** START DATA SECTION **

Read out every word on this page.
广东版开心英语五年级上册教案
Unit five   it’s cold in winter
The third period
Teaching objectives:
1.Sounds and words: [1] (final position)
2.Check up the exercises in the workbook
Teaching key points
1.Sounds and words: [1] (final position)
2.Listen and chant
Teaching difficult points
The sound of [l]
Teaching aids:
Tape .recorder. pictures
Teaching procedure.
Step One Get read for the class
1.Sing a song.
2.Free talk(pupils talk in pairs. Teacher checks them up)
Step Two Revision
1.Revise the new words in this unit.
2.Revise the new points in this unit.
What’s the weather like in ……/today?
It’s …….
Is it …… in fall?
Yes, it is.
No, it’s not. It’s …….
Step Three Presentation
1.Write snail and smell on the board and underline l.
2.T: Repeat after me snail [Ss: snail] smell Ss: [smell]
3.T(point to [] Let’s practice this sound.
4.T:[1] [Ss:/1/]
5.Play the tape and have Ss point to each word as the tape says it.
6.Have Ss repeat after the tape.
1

** END DATA SECTION **

▸ **WHAT IS ASKED**:
Show every line from the entries above in which "Step" appears.

▸ **EXERCISE OUTPUT**:
Step One Get read for the class
Step Two Revision
Step Three Presentation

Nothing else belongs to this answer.